■ **Records for the task**:
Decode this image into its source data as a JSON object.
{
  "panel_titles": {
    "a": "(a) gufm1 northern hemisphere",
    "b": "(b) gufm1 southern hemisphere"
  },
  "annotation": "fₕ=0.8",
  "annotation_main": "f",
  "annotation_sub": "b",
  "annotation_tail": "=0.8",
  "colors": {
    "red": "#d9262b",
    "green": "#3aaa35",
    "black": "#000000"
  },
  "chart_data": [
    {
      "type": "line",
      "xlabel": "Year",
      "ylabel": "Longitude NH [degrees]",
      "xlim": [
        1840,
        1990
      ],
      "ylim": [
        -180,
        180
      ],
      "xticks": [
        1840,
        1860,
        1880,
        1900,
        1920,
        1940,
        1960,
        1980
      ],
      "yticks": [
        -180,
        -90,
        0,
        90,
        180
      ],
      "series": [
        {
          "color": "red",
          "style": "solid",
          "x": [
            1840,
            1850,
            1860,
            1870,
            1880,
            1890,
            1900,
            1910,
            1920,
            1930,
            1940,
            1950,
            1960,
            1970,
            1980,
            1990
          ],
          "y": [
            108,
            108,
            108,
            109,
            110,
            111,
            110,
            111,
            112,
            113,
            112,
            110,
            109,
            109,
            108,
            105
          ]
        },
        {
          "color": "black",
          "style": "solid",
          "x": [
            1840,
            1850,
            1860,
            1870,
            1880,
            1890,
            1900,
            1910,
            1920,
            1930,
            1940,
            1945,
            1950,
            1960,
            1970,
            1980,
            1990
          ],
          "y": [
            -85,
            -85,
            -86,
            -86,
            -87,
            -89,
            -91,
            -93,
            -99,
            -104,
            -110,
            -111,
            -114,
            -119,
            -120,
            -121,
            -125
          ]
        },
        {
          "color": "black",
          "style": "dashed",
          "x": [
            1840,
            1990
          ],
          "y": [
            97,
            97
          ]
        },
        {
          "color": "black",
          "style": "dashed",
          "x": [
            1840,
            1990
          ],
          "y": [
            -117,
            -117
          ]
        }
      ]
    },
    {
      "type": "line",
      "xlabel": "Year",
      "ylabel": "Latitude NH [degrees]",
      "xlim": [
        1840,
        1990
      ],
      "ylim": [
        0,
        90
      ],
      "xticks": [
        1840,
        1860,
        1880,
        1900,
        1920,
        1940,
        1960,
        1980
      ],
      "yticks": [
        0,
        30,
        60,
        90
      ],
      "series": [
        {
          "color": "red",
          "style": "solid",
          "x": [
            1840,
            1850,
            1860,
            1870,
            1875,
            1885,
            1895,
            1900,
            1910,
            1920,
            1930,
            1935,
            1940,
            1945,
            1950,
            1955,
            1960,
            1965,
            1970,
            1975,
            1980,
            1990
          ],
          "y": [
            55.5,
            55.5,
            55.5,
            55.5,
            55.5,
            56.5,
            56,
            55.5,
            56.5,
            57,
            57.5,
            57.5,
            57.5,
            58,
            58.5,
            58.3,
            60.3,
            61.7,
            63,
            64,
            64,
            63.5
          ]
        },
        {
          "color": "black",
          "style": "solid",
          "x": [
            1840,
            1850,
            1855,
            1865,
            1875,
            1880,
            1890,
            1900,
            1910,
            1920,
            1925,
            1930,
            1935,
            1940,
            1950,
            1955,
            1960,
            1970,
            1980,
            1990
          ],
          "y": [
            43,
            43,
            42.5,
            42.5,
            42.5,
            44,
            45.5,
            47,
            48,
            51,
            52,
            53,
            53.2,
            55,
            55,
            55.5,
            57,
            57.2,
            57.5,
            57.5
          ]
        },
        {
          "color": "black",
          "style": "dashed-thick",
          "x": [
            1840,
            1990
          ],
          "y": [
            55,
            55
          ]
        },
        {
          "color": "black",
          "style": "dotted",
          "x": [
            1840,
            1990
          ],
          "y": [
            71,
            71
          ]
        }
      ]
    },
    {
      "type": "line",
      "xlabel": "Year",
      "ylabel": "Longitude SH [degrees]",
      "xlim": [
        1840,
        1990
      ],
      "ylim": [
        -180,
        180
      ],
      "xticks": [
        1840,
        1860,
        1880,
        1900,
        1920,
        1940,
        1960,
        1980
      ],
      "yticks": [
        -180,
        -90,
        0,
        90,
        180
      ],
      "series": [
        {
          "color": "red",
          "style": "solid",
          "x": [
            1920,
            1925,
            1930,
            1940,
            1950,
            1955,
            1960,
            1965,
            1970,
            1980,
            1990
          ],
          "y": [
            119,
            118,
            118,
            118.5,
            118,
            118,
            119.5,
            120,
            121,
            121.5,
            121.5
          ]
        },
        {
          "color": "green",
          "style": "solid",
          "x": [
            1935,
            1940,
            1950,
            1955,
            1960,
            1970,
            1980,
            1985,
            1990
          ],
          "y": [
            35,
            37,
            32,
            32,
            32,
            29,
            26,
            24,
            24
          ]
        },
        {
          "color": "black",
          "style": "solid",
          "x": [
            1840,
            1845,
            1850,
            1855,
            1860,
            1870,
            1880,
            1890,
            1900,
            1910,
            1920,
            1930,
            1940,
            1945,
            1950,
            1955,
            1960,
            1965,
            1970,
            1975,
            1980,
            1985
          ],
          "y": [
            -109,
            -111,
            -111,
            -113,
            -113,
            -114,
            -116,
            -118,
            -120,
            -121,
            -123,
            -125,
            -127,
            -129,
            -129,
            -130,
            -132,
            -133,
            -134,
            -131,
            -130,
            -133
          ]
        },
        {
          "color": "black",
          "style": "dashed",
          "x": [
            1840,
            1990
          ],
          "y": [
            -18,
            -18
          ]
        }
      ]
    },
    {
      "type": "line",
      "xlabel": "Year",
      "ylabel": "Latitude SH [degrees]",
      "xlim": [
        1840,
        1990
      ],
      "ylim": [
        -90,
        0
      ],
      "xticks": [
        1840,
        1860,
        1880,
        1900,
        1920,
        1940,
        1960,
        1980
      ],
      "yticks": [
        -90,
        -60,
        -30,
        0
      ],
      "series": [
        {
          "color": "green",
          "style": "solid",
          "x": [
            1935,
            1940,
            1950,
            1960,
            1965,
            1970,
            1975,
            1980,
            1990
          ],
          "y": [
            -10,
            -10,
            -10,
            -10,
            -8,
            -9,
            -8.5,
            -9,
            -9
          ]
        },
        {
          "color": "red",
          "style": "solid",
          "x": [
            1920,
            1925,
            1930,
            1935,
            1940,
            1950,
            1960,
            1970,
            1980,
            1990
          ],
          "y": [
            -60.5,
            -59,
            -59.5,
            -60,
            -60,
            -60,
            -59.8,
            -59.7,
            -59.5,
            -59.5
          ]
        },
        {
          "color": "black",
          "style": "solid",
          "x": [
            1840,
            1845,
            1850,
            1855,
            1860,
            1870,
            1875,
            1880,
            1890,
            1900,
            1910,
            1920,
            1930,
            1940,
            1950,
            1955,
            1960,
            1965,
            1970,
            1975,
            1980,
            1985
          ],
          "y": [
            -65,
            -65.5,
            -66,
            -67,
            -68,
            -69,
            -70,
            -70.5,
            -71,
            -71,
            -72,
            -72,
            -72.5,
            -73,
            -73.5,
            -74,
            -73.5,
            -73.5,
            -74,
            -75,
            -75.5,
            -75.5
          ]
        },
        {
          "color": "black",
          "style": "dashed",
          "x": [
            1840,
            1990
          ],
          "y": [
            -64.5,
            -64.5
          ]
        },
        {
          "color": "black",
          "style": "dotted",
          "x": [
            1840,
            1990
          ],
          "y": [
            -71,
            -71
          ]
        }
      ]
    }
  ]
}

■ **What you will do**: Every entry in the listing must be retyped exactly.

■ **Exercise solution**:
Decode this image into its source data as a JSON object.
{
  "panel_titles": {
    "a": "(a) gufm1 northern hemisphere",
    "b": "(b) gufm1 southern hemisphere"
  },
  "annotation": "fₕ=0.8",
  "annotation_main": "f",
  "annotation_sub": "b",
  "annotation_tail": "=0.8",
  "colors": {
    "red": "#d9262b",
    "green": "#3aaa35",
    "black": "#000000"
  },
  "chart_data": [
    {
      "type": "line",
      "xlabel": "Year",
      "ylabel": "Longitude NH [degrees]",
      "xlim": [
        1840,
        1990
      ],
      "ylim": [
        -180,
        180
      ],
      "xticks": [
        1840,
        1860,
        1880,
        1900,
        1920,
        1940,
        1960,
        1980
      ],
      "yticks": [
        -180,
        -90,
        0,
        90,
        180
      ],
      "series": [
        {
          "color": "red",
          "style": "solid",
          "x": [
            1840,
            1850,
            1860,
            1870,
            1880,
            1890,
            1900,
            1910,
            1920,
            1930,
            1940,
            1950,
            1960,
            1970,
            1980,
            1990
          ],
          "y": [
            108,
            108,
            108,
            109,
            110,
            111,
            110,
            111,
            112,
            113,
            112,
            110,
            109,
            109,
            108,
            105
          ]
        },
        {
          "color": "black",
          "style": "solid",
          "x": [
            1840,
            1850,
            1860,
            1870,
            1880,
            1890,
            1900,
            1910,
            1920,
            1930,
            1940,
            1945,
            1950,
            1960,
            1970,
            1980,
            1990
          ],
          "y": [
            -85,
            -85,
            -86,
            -86,
            -87,
            -89,
            -91,
            -93,
            -99,
            -104,
            -110,
            -111,
            -114,
            -119,
            -120,
            -121,
            -125
          ]
        },
        {
          "color": "black",
          "style": "dashed",
          "x": [
            1840,
            1990
          ],
          "y": [
            97,
            97
          ]
        },
        {
          "color": "black",
          "style": "dashed",
          "x": [
            1840,
            1990
          ],
          "y": [
            -117,
            -117
          ]
        }
      ]
    },
    {
      "type": "line",
      "xlabel": "Year",
      "ylabel": "Latitude NH [degrees]",
      "xlim": [
        1840,
        1990
      ],
      "ylim": [
        0,
        90
      ],
      "xticks": [
        1840,
        1860,
        1880,
        1900,
        1920,
        1940,
        1960,
        1980
      ],
      "yticks": [
        0,
        30,
        60,
        90
      ],
      "series": [
        {
          "color": "red",
          "style": "solid",
          "x": [
            1840,
            1850,
            1860,
            1870,
            1875,
            1885,
            1895,
            1900,
            1910,
            1920,
            1930,
            1935,
            1940,
            1945,
            1950,
            1955,
            1960,
            1965,
            1970,
            1975,
            1980,
            1990
          ],
          "y": [
            55.5,
            55.5,
            55.5,
            55.5,
            55.5,
            56.5,
            56,
            55.5,
            56.5,
            57,
            57.5,
            57.5,
            57.5,
            58,
            58.5,
            58.3,
            60.3,
            61.7,
            63,
            64,
            64,
            63.5
          ]
        },
        {
          "color": "black",
          "style": "solid",
          "x": [
            1840,
            1850,
            1855,
            1865,
            1875,
            1880,
            1890,
            1900,
            1910,
            1920,
            1925,
            1930,
            1935,
            1940,
            1950,
            1955,
            1960,
            1970,
            1980,
            1990
          ],
          "y": [
            43,
            43,
            42.5,
            42.5,
            42.5,
            44,
            45.5,
            47,
            48,
            51,
            52,
            53,
            53.2,
            55,
            55,
            55.5,
            57,
            57.2,
            57.5,
            57.5
          ]
        },
        {
          "color": "black",
          "style": "dashed-thick",
          "x": [
            1840,
            1990
          ],
          "y": [
            55,
            55
          ]
        },
        {
          "color": "black",
          "style": "dotted",
          "x": [
            1840,
            1990
          ],
          "y": [
            71,
            71
          ]
        }
      ]
    },
    {
      "type": "line",
      "xlabel": "Year",
      "ylabel": "Longitude SH [degrees]",
      "xlim": [
        1840,
        1990
      ],
      "ylim": [
        -180,
        180
      ],
      "xticks": [
        1840,
        1860,
        1880,
        1900,
        1920,
        1940,
        1960,
        1980
      ],
      "yticks": [
        -180,
        -90,
        0,
        90,
        180
      ],
      "series": [
        {
          "color": "red",
          "style": "solid",
          "x": [
            1920,
            1925,
            1930,
            1940,
            1950,
            1955,
            1960,
            1965,
            1970,
            1980,
            1990
          ],
          "y": [
            119,
            118,
            118,
            118.5,
            118,
            118,
            119.5,
            120,
            121,
            121.5,
            121.5
          ]
        },
        {
          "color": "green",
          "style": "solid",
          "x": [
            1935,
            1940,
            1950,
            1955,
            1960,
            1970,
            1980,
            1985,
            1990
          ],
          "y": [
            35,
            37,
            32,
            32,
            32,
            29,
            26,
            24,
            24
          ]
        },
        {
          "color": "black",
          "style": "solid",
          "x": [
            1840,
            1845,
            1850,
            1855,
            1860,
            1870,
            1880,
            1890,
            1900,
            1910,
            1920,
            1930,
            1940,
            1945,
            1950,
            1955,
            1960,
            1965,
            1970,
            1975,
            1980,
            1985
          ],
          "y": [
            -109,
            -111,
            -111,
            -113,
            -113,
            -114,
            -116,
            -118,
            -120,
            -121,
            -123,
            -125,
            -127,
            -129,
            -129,
            -130,
            -132,
            -133,
            -134,
            -131,
            -130,
            -133
          ]
        },
        {
          "color": "black",
          "style": "dashed",
          "x": [
            1840,
            1990
          ],
          "y": [
            -18,
            -18
          ]
        }
      ]
    },
    {
      "type": "line",
      "xlabel": "Year",
      "ylabel": "Latitude SH [degrees]",
      "xlim": [
        1840,
        1990
      ],
      "ylim": [
        -90,
        0
      ],
      "xticks": [
        1840,
        1860,
        1880,
        1900,
        1920,
        1940,
        1960,
        1980
      ],
      "yticks": [
        -90,
        -60,
        -30,
        0
      ],
      "series": [
        {
          "color": "green",
          "style": "solid",
          "x": [
            1935,
            1940,
            1950,
            1960,
            1965,
            1970,
            1975,
            1980,
            1990
          ],
          "y": [
            -10,
            -10,
            -10,
            -10,
            -8,
            -9,
            -8.5,
            -9,
            -9
          ]
        },
        {
          "color": "red",
          "style": "solid",
          "x": [
            1920,
            1925,
            1930,
            1935,
            1940,
            1950,
            1960,
            1970,
            1980,
            1990
          ],
          "y": [
            -60.5,
            -59,
            -59.5,
            -60,
            -60,
            -60,
            -59.8,
            -59.7,
            -59.5,
            -59.5
          ]
        },
        {
          "color": "black",
          "style": "solid",
          "x": [
            1840,
            1845,
            1850,
            1855,
            1860,
            1870,
            1875,
            1880,
            1890,
            1900,
            1910,
            1920,
            1930,
            1940,
            1950,
            1955,
            1960,
            1965,
            1970,
            1975,
            1980,
            1985
          ],
          "y": [
            -65,
            -65.5,
            -66,
            -67,
            -68,
            -69,
            -70,
            -70.5,
            -71,
            -71,
            -72,
            -72,
            -72.5,
            -73,
            -73.5,
            -74,
            -73.5,
            -73.5,
            -74,
            -75,
            -75.5,
            -75.5
          ]
        },
        {
          "color": "black",
          "style": "dashed",
          "x": [
            1840,
            1990
          ],
          "y": [
            -64.5,
            -64.5
          ]
        },
        {
          "color": "black",
          "style": "dotted",
          "x": [
            1840,
            1990
          ],
          "y": [
            -71,
            -71
          ]
        }
      ]
    }
  ]
}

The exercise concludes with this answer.